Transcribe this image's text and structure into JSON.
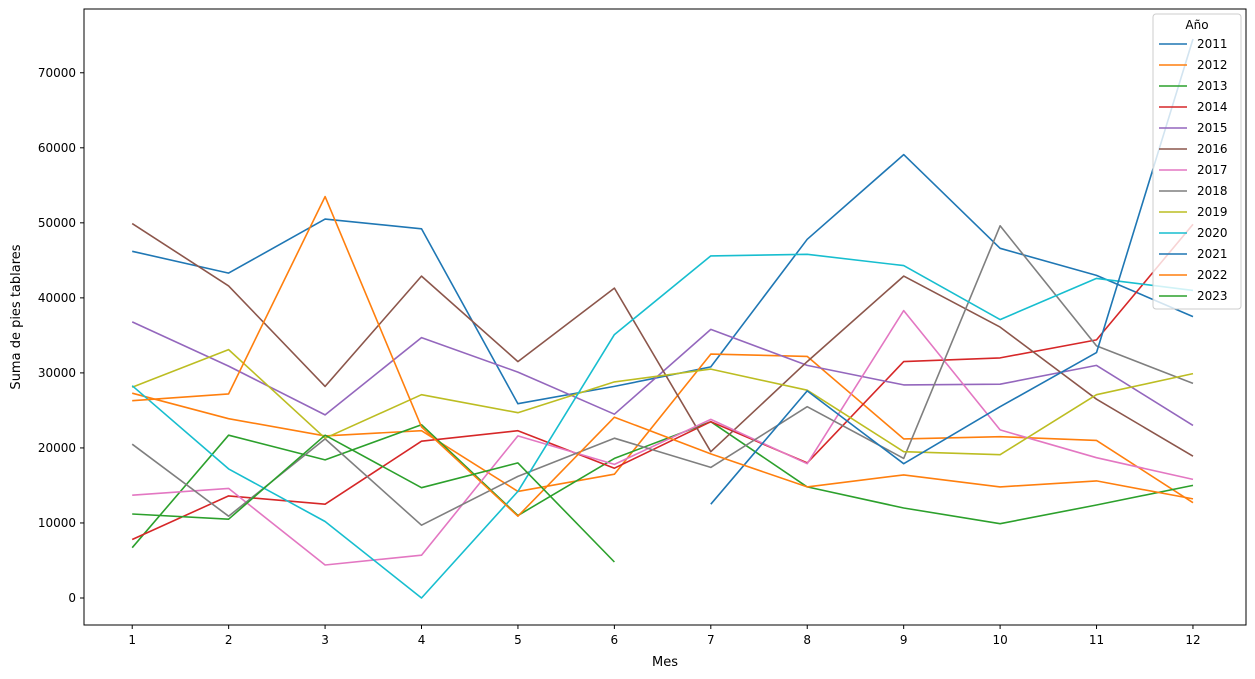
{
  "chart_data": {
    "type": "line",
    "title": "",
    "xlabel": "Mes",
    "ylabel": "Suma de pies tablares",
    "xlim": [
      0.5,
      12.55
    ],
    "ylim": [
      -3600,
      78500
    ],
    "x_ticks": [
      1,
      2,
      3,
      4,
      5,
      6,
      7,
      8,
      9,
      10,
      11,
      12
    ],
    "y_ticks": [
      0,
      10000,
      20000,
      30000,
      40000,
      50000,
      60000,
      70000
    ],
    "grid": false,
    "legend": {
      "title": "Año",
      "placement": "top-right"
    },
    "series": [
      {
        "name": "2011",
        "color": "#1f77b4",
        "x": [
          1,
          2,
          3,
          4,
          5,
          6,
          7,
          8,
          9,
          10,
          11,
          12
        ],
        "y": [
          46200,
          43300,
          50500,
          49200,
          25900,
          28200,
          30800,
          47800,
          59100,
          46600,
          43000,
          37500
        ]
      },
      {
        "name": "2012",
        "color": "#ff7f0e",
        "x": [
          1,
          2,
          3,
          4,
          5,
          6,
          7,
          8,
          9,
          10,
          11,
          12
        ],
        "y": [
          27300,
          23900,
          21600,
          22300,
          14200,
          16500,
          32500,
          32200,
          21200,
          21500,
          21000,
          12700
        ]
      },
      {
        "name": "2013",
        "color": "#2ca02c",
        "x": [
          1,
          2,
          3,
          4,
          5,
          6,
          7,
          8,
          9,
          10,
          11,
          12
        ],
        "y": [
          6700,
          21700,
          18400,
          23100,
          11000,
          18600,
          23500,
          14800,
          12000,
          9900,
          12400,
          15000
        ]
      },
      {
        "name": "2014",
        "color": "#d62728",
        "x": [
          1,
          2,
          3,
          4,
          5,
          6,
          7,
          8,
          9,
          10,
          11,
          12
        ],
        "y": [
          7800,
          13600,
          12500,
          20900,
          22300,
          17300,
          23500,
          18000,
          31500,
          32000,
          34400,
          49800
        ]
      },
      {
        "name": "2015",
        "color": "#9467bd",
        "x": [
          1,
          2,
          3,
          4,
          5,
          6,
          7,
          8,
          9,
          10,
          11,
          12
        ],
        "y": [
          36800,
          30900,
          24400,
          34700,
          30100,
          24500,
          35800,
          31000,
          28400,
          28500,
          31000,
          23000
        ]
      },
      {
        "name": "2016",
        "color": "#8c564b",
        "x": [
          1,
          2,
          3,
          4,
          5,
          6,
          7,
          8,
          9,
          10,
          11,
          12
        ],
        "y": [
          49900,
          41600,
          28200,
          42900,
          31500,
          41300,
          19500,
          31500,
          42900,
          36100,
          26500,
          18900
        ]
      },
      {
        "name": "2017",
        "color": "#e377c2",
        "x": [
          1,
          2,
          3,
          4,
          5,
          6,
          7,
          8,
          9,
          10,
          11,
          12
        ],
        "y": [
          13700,
          14600,
          4400,
          5700,
          21600,
          17800,
          23800,
          17900,
          38300,
          22400,
          18700,
          15800
        ]
      },
      {
        "name": "2018",
        "color": "#7f7f7f",
        "x": [
          1,
          2,
          3,
          4,
          5,
          6,
          7,
          8,
          9,
          10,
          11,
          12
        ],
        "y": [
          20500,
          10900,
          21200,
          9700,
          16200,
          21300,
          17400,
          25500,
          18600,
          49600,
          33600,
          28600
        ]
      },
      {
        "name": "2019",
        "color": "#bcbd22",
        "x": [
          1,
          2,
          3,
          4,
          5,
          6,
          7,
          8,
          9,
          10,
          11,
          12
        ],
        "y": [
          28100,
          33100,
          21300,
          27100,
          24700,
          28800,
          30500,
          27700,
          19500,
          19100,
          27100,
          29900
        ]
      },
      {
        "name": "2020",
        "color": "#17becf",
        "x": [
          1,
          2,
          3,
          4,
          5,
          6,
          7,
          8,
          9,
          10,
          11,
          12
        ],
        "y": [
          28300,
          17200,
          10200,
          0,
          14200,
          35100,
          45600,
          45800,
          44300,
          37100,
          42600,
          41000
        ]
      },
      {
        "name": "2021",
        "color": "#1f77b4",
        "x": [
          7,
          8,
          9,
          10,
          11,
          12
        ],
        "y": [
          12500,
          27600,
          17900,
          25500,
          32700,
          74500
        ]
      },
      {
        "name": "2022",
        "color": "#ff7f0e",
        "x": [
          1,
          2,
          3,
          4,
          5,
          6,
          7,
          8,
          9,
          10,
          11,
          12
        ],
        "y": [
          26300,
          27200,
          53500,
          22800,
          10900,
          24100,
          19200,
          14800,
          16400,
          14800,
          15600,
          13200
        ]
      },
      {
        "name": "2023",
        "color": "#2ca02c",
        "x": [
          1,
          2,
          3,
          4,
          5,
          6
        ],
        "y": [
          11200,
          10500,
          21700,
          14700,
          18000,
          4800
        ]
      }
    ]
  }
}
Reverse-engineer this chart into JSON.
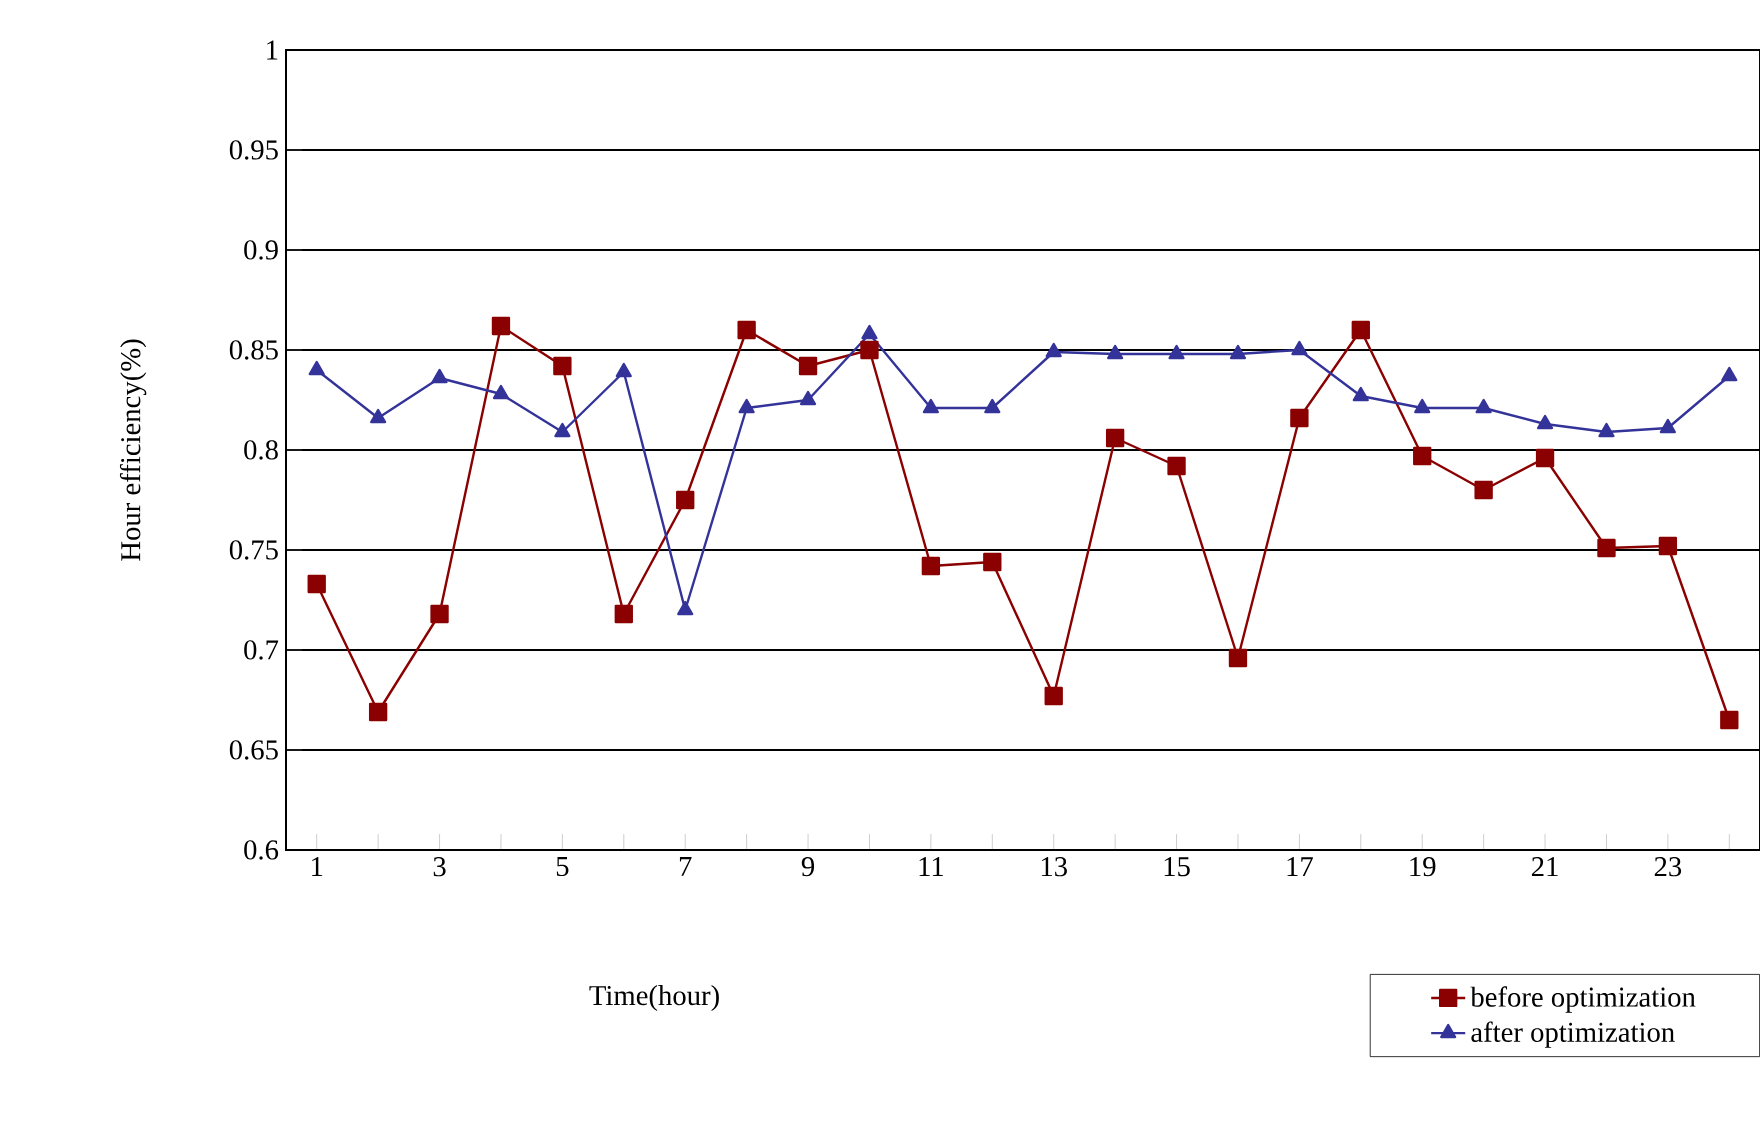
{
  "chart_data": {
    "type": "line",
    "xlabel": "Time(hour)",
    "ylabel": "Hour efficiency(%)",
    "x": [
      1,
      2,
      3,
      4,
      5,
      6,
      7,
      8,
      9,
      10,
      11,
      12,
      13,
      14,
      15,
      16,
      17,
      18,
      19,
      20,
      21,
      22,
      23,
      24
    ],
    "xlim": [
      0.5,
      24.5
    ],
    "xticks": [
      1,
      {
        "value": 2,
        "label": null
      },
      3,
      {
        "value": 4,
        "label": null
      },
      5,
      {
        "value": 6,
        "label": null
      },
      7,
      {
        "value": 8,
        "label": null
      },
      9,
      {
        "value": 10,
        "label": null
      },
      11,
      {
        "value": 12,
        "label": null
      },
      13,
      {
        "value": 14,
        "label": null
      },
      15,
      {
        "value": 16,
        "label": null
      },
      17,
      {
        "value": 18,
        "label": null
      },
      19,
      {
        "value": 20,
        "label": null
      },
      21,
      {
        "value": 22,
        "label": null
      },
      23,
      {
        "value": 24,
        "label": null
      }
    ],
    "ylim": [
      0.6,
      1
    ],
    "yticks": [
      0.6,
      0.65,
      0.7,
      0.75,
      0.8,
      0.85,
      0.9,
      0.95,
      1
    ],
    "grid": "y",
    "legend": "bottom right",
    "line_style": "solid",
    "series": [
      {
        "name": "before optimization",
        "color": "#8b0000",
        "marker": "square",
        "values": [
          0.733,
          0.669,
          0.718,
          0.862,
          0.842,
          0.718,
          0.775,
          0.86,
          0.842,
          0.85,
          0.742,
          0.744,
          0.677,
          0.806,
          0.792,
          0.696,
          0.816,
          0.86,
          0.797,
          0.78,
          0.796,
          0.751,
          0.752,
          0.665
        ]
      },
      {
        "name": "after optimization",
        "color": "#333399",
        "marker": "triangle",
        "values": [
          0.84,
          0.816,
          0.836,
          0.828,
          0.809,
          0.839,
          0.72,
          0.821,
          0.825,
          0.858,
          0.821,
          0.821,
          0.849,
          0.848,
          0.848,
          0.848,
          0.85,
          0.827,
          0.821,
          0.821,
          0.813,
          0.809,
          0.811,
          0.837
        ]
      }
    ]
  }
}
────────────────────
Your copy of the data should match it exactly, except that pictures are left out.

▶ [Correct result]:
Transcribe this image's text and structure into JSON.
{
  "chart_data": {
    "type": "line",
    "title": "",
    "xlabel": "Mes",
    "ylabel": "Suma de pies tablares",
    "xlim": [
      0.5,
      12.55
    ],
    "ylim": [
      -3600,
      78500
    ],
    "x_ticks": [
      1,
      2,
      3,
      4,
      5,
      6,
      7,
      8,
      9,
      10,
      11,
      12
    ],
    "y_ticks": [
      0,
      10000,
      20000,
      30000,
      40000,
      50000,
      60000,
      70000
    ],
    "grid": false,
    "legend": {
      "title": "Año",
      "placement": "top-right"
    },
    "series": [
      {
        "name": "2011",
        "color": "#1f77b4",
        "x": [
          1,
          2,
          3,
          4,
          5,
          6,
          7,
          8,
          9,
          10,
          11,
          12
        ],
        "y": [
          46200,
          43300,
          50500,
          49200,
          25900,
          28200,
          30800,
          47800,
          59100,
          46600,
          43000,
          37500
        ]
      },
      {
        "name": "2012",
        "color": "#ff7f0e",
        "x": [
          1,
          2,
          3,
          4,
          5,
          6,
          7,
          8,
          9,
          10,
          11,
          12
        ],
        "y": [
          27300,
          23900,
          21600,
          22300,
          14200,
          16500,
          32500,
          32200,
          21200,
          21500,
          21000,
          12700
        ]
      },
      {
        "name": "2013",
        "color": "#2ca02c",
        "x": [
          1,
          2,
          3,
          4,
          5,
          6,
          7,
          8,
          9,
          10,
          11,
          12
        ],
        "y": [
          6700,
          21700,
          18400,
          23100,
          11000,
          18600,
          23500,
          14800,
          12000,
          9900,
          12400,
          15000
        ]
      },
      {
        "name": "2014",
        "color": "#d62728",
        "x": [
          1,
          2,
          3,
          4,
          5,
          6,
          7,
          8,
          9,
          10,
          11,
          12
        ],
        "y": [
          7800,
          13600,
          12500,
          20900,
          22300,
          17300,
          23500,
          18000,
          31500,
          32000,
          34400,
          49800
        ]
      },
      {
        "name": "2015",
        "color": "#9467bd",
        "x": [
          1,
          2,
          3,
          4,
          5,
          6,
          7,
          8,
          9,
          10,
          11,
          12
        ],
        "y": [
          36800,
          30900,
          24400,
          34700,
          30100,
          24500,
          35800,
          31000,
          28400,
          28500,
          31000,
          23000
        ]
      },
      {
        "name": "2016",
        "color": "#8c564b",
        "x": [
          1,
          2,
          3,
          4,
          5,
          6,
          7,
          8,
          9,
          10,
          11,
          12
        ],
        "y": [
          49900,
          41600,
          28200,
          42900,
          31500,
          41300,
          19500,
          31500,
          42900,
          36100,
          26500,
          18900
        ]
      },
      {
        "name": "2017",
        "color": "#e377c2",
        "x": [
          1,
          2,
          3,
          4,
          5,
          6,
          7,
          8,
          9,
          10,
          11,
          12
        ],
        "y": [
          13700,
          14600,
          4400,
          5700,
          21600,
          17800,
          23800,
          17900,
          38300,
          22400,
          18700,
          15800
        ]
      },
      {
        "name": "2018",
        "color": "#7f7f7f",
        "x": [
          1,
          2,
          3,
          4,
          5,
          6,
          7,
          8,
          9,
          10,
          11,
          12
        ],
        "y": [
          20500,
          10900,
          21200,
          9700,
          16200,
          21300,
          17400,
          25500,
          18600,
          49600,
          33600,
          28600
        ]
      },
      {
        "name": "2019",
        "color": "#bcbd22",
        "x": [
          1,
          2,
          3,
          4,
          5,
          6,
          7,
          8,
          9,
          10,
          11,
          12
        ],
        "y": [
          28100,
          33100,
          21300,
          27100,
          24700,
          28800,
          30500,
          27700,
          19500,
          19100,
          27100,
          29900
        ]
      },
      {
        "name": "2020",
        "color": "#17becf",
        "x": [
          1,
          2,
          3,
          4,
          5,
          6,
          7,
          8,
          9,
          10,
          11,
          12
        ],
        "y": [
          28300,
          17200,
          10200,
          0,
          14200,
          35100,
          45600,
          45800,
          44300,
          37100,
          42600,
          41000
        ]
      },
      {
        "name": "2021",
        "color": "#1f77b4",
        "x": [
          7,
          8,
          9,
          10,
          11,
          12
        ],
        "y": [
          12500,
          27600,
          17900,
          25500,
          32700,
          74500
        ]
      },
      {
        "name": "2022",
        "color": "#ff7f0e",
        "x": [
          1,
          2,
          3,
          4,
          5,
          6,
          7,
          8,
          9,
          10,
          11,
          12
        ],
        "y": [
          26300,
          27200,
          53500,
          22800,
          10900,
          24100,
          19200,
          14800,
          16400,
          14800,
          15600,
          13200
        ]
      },
      {
        "name": "2023",
        "color": "#2ca02c",
        "x": [
          1,
          2,
          3,
          4,
          5,
          6
        ],
        "y": [
          11200,
          10500,
          21700,
          14700,
          18000,
          4800
        ]
      }
    ]
  }
}
Reverse-engineer this chart into JSON.
{
  "chart_data": {
    "type": "line",
    "xlabel": "Time(hour)",
    "ylabel": "Hour efficiency(%)",
    "x": [
      1,
      2,
      3,
      4,
      5,
      6,
      7,
      8,
      9,
      10,
      11,
      12,
      13,
      14,
      15,
      16,
      17,
      18,
      19,
      20,
      21,
      22,
      23,
      24
    ],
    "xlim": [
      0.5,
      24.5
    ],
    "xticks": [
      1,
      {
        "value": 2,
        "label": null
      },
      3,
      {
        "value": 4,
        "label": null
      },
      5,
      {
        "value": 6,
        "label": null
      },
      7,
      {
        "value": 8,
        "label": null
      },
      9,
      {
        "value": 10,
        "label": null
      },
      11,
      {
        "value": 12,
        "label": null
      },
      13,
      {
        "value": 14,
        "label": null
      },
      15,
      {
        "value": 16,
        "label": null
      },
      17,
      {
        "value": 18,
        "label": null
      },
      19,
      {
        "value": 20,
        "label": null
      },
      21,
      {
        "value": 22,
        "label": null
      },
      23,
      {
        "value": 24,
        "label": null
      }
    ],
    "ylim": [
      0.6,
      1
    ],
    "yticks": [
      0.6,
      0.65,
      0.7,
      0.75,
      0.8,
      0.85,
      0.9,
      0.95,
      1
    ],
    "grid": "y",
    "legend": "bottom right",
    "line_style": "solid",
    "series": [
      {
        "name": "before optimization",
        "color": "#8b0000",
        "marker": "square",
        "values": [
          0.733,
          0.669,
          0.718,
          0.862,
          0.842,
          0.718,
          0.775,
          0.86,
          0.842,
          0.85,
          0.742,
          0.744,
          0.677,
          0.806,
          0.792,
          0.696,
          0.816,
          0.86,
          0.797,
          0.78,
          0.796,
          0.751,
          0.752,
          0.665
        ]
      },
      {
        "name": "after optimization",
        "color": "#333399",
        "marker": "triangle",
        "values": [
          0.84,
          0.816,
          0.836,
          0.828,
          0.809,
          0.839,
          0.72,
          0.821,
          0.825,
          0.858,
          0.821,
          0.821,
          0.849,
          0.848,
          0.848,
          0.848,
          0.85,
          0.827,
          0.821,
          0.821,
          0.813,
          0.809,
          0.811,
          0.837
        ]
      }
    ]
  }
}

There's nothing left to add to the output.